OBJECTIVE: Using the records below, locate all lines containing "title" and return them.

......

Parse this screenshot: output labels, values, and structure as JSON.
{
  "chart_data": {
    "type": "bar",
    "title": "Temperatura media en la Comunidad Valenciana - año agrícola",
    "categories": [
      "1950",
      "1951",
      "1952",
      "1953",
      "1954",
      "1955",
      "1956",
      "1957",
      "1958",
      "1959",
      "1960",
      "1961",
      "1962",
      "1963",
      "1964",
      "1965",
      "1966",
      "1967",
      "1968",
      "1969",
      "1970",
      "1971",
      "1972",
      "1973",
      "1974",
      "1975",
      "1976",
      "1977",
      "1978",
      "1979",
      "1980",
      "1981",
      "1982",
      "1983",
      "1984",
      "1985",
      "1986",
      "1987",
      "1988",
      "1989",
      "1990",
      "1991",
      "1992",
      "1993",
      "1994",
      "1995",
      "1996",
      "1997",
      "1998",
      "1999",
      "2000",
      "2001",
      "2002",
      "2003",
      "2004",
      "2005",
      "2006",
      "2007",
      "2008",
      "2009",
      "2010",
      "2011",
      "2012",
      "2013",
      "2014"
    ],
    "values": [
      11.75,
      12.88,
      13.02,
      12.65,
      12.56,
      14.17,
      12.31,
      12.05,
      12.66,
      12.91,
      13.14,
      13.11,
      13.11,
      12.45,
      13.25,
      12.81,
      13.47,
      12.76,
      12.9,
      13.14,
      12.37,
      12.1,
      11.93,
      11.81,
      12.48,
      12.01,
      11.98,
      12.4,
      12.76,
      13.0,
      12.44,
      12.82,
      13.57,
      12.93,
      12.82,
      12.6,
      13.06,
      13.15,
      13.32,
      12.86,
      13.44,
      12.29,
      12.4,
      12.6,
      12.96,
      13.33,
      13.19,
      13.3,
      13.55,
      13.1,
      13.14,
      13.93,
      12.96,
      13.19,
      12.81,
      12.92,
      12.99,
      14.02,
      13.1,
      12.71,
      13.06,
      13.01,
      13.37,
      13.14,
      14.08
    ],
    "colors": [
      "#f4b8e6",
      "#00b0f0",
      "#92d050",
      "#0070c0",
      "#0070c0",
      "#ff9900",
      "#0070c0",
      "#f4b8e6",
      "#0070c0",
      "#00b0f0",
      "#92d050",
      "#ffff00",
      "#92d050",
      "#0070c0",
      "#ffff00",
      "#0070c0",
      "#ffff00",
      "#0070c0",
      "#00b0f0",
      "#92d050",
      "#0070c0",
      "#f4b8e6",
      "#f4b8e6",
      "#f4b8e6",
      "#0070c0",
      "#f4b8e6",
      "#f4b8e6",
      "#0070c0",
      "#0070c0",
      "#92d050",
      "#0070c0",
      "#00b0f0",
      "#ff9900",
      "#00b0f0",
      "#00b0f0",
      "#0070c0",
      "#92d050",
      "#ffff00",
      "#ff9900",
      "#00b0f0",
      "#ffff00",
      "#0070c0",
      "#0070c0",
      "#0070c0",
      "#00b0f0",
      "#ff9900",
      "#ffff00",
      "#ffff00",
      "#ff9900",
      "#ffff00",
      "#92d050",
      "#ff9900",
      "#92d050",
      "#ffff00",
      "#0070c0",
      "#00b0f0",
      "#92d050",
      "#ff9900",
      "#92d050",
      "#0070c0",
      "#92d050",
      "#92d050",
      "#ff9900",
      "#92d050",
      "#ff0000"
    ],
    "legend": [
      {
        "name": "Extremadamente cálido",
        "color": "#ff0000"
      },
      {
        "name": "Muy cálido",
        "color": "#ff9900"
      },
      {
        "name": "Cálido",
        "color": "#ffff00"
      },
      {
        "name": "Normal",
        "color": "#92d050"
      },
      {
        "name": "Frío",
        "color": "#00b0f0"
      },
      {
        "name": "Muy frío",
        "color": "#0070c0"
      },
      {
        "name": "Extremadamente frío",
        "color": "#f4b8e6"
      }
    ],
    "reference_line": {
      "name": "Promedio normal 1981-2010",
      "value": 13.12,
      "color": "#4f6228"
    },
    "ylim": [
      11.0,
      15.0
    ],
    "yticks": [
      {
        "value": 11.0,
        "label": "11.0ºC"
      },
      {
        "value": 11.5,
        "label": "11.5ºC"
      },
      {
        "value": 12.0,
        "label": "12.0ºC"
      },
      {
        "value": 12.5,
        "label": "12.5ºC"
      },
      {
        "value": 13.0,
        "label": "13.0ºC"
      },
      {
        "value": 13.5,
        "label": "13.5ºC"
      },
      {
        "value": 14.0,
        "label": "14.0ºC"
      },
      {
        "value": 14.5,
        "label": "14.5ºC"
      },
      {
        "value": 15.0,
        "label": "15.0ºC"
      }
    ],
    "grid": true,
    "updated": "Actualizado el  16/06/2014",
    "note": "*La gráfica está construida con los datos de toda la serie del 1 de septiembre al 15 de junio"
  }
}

......

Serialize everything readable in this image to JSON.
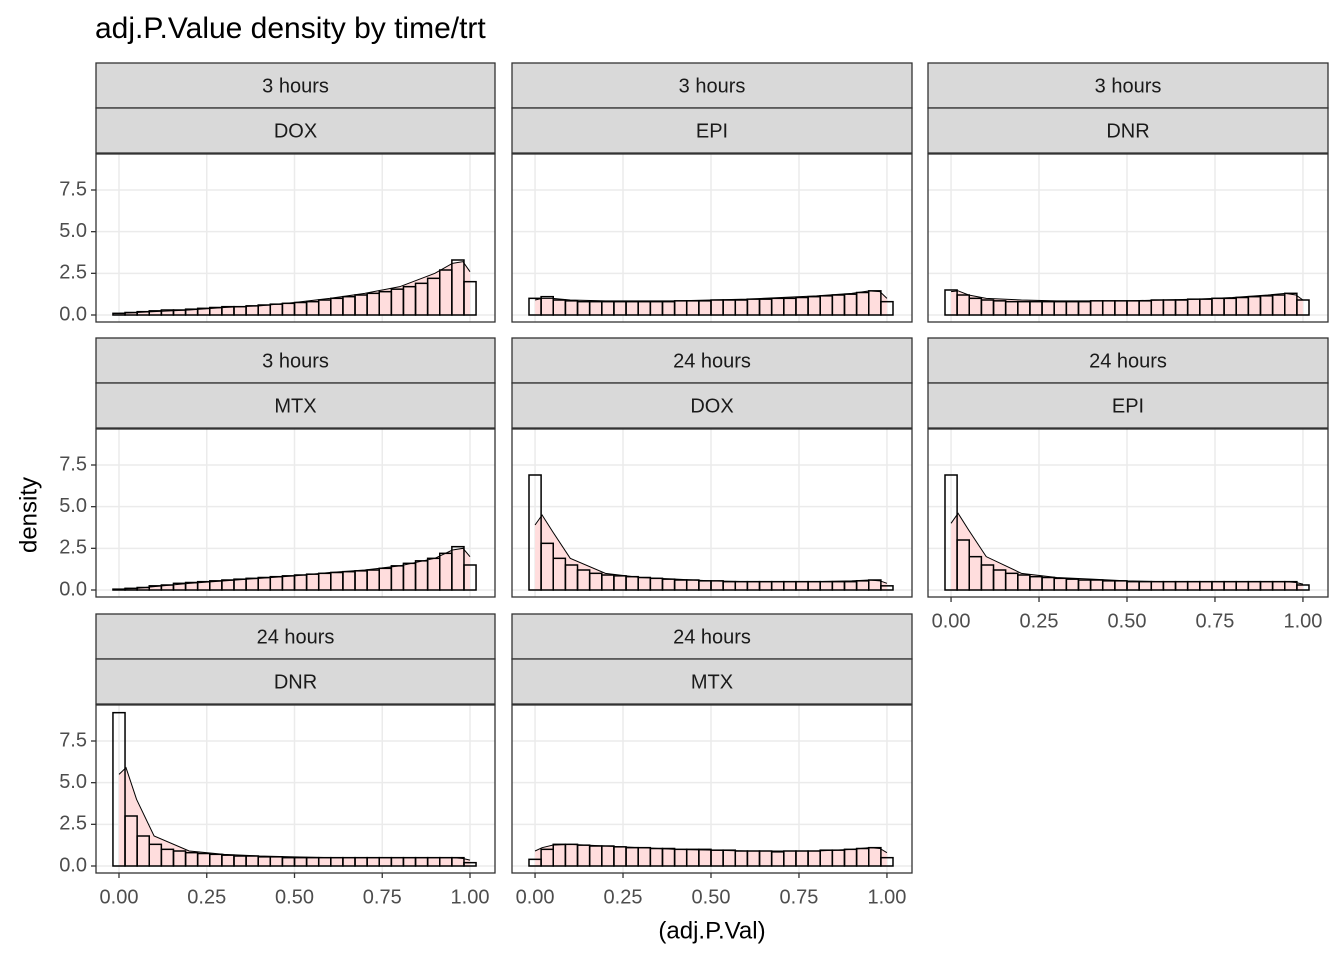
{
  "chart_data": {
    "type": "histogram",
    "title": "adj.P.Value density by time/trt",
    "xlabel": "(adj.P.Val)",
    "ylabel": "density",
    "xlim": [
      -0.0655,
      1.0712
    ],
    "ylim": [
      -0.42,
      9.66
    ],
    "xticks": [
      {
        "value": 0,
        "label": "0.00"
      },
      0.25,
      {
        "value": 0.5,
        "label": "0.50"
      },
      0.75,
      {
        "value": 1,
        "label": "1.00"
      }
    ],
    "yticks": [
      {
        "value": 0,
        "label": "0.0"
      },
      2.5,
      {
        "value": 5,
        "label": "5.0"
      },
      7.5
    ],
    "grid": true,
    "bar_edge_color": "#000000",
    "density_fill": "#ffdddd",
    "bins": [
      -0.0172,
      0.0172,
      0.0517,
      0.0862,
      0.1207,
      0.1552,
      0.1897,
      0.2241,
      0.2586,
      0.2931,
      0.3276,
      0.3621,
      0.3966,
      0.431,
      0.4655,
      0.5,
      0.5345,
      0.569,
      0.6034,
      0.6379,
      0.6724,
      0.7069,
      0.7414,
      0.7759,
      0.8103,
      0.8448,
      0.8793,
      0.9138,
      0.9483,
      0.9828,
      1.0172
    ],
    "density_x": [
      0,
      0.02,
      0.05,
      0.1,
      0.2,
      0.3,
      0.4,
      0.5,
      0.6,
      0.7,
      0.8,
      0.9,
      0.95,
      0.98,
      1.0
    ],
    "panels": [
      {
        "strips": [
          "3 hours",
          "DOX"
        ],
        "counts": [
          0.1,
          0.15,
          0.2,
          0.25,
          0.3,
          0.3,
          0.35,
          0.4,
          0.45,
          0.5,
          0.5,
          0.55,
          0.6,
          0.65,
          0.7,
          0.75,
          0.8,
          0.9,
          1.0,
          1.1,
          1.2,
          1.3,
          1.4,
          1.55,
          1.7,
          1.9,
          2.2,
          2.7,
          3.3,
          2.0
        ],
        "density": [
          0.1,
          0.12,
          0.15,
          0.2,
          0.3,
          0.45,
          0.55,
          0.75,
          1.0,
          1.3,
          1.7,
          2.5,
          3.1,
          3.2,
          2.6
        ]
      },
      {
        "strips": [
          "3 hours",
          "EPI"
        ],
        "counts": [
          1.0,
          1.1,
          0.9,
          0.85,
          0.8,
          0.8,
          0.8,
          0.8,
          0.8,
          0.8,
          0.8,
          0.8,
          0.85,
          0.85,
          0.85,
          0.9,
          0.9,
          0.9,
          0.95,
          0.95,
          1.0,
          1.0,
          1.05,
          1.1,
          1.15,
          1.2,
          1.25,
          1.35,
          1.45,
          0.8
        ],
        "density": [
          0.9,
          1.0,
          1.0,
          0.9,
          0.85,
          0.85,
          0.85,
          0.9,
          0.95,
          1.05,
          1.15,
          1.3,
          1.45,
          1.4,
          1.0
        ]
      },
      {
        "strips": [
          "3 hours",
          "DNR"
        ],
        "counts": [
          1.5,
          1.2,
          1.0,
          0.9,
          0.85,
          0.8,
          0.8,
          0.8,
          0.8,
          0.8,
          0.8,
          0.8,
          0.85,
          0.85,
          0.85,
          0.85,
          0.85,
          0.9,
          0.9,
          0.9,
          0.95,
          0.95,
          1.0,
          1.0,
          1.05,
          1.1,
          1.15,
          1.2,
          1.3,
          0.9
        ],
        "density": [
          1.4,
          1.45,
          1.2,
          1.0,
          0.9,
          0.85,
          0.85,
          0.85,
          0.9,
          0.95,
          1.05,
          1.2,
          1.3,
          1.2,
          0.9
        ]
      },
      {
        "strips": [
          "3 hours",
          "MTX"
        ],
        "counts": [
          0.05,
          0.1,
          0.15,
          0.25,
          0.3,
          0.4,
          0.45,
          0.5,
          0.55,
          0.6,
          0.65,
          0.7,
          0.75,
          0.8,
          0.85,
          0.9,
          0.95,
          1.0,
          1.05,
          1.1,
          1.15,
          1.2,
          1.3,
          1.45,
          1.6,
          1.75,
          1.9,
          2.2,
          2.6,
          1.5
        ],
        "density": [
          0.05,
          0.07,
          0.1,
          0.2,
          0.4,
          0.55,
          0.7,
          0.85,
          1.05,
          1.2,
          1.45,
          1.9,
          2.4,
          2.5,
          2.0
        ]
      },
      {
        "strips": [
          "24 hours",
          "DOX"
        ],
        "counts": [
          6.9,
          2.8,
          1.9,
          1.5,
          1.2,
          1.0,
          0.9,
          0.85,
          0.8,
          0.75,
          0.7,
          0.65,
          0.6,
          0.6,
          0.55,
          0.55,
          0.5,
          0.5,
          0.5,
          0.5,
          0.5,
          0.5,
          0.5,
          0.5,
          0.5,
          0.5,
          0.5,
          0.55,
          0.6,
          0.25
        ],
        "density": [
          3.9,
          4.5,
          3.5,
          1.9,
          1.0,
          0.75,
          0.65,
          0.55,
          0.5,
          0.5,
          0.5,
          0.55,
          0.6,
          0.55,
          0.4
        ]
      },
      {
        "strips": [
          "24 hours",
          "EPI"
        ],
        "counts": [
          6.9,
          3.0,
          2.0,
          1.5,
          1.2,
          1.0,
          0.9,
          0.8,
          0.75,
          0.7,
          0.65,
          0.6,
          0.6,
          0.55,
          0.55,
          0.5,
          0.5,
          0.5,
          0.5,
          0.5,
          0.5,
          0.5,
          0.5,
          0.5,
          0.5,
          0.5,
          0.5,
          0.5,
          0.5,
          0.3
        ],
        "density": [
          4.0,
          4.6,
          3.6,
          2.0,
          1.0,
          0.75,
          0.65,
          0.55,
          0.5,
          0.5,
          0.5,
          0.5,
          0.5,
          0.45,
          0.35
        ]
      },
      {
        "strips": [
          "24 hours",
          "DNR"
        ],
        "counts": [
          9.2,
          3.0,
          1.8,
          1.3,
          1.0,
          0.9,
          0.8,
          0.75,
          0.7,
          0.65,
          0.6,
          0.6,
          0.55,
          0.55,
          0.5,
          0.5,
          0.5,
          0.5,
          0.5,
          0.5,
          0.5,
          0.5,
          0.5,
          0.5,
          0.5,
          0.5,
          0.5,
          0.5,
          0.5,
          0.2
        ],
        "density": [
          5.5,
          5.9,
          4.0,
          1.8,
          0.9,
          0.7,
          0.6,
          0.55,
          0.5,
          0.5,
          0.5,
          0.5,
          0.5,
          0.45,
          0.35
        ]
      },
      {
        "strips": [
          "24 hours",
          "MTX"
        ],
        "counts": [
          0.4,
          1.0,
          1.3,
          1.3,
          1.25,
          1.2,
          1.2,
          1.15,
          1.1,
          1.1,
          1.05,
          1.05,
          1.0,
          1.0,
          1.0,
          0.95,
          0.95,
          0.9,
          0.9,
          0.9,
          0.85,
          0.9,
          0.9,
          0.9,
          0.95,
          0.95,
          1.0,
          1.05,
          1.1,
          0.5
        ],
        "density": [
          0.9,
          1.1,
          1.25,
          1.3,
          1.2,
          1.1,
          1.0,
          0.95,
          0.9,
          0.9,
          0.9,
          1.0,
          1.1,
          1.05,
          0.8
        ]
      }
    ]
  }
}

......

TASK OUTPUT:
    "title": "Temperatura media en la Comunidad Valenciana - año agrícola",
    "title": "adj.P.Value density by time/trt",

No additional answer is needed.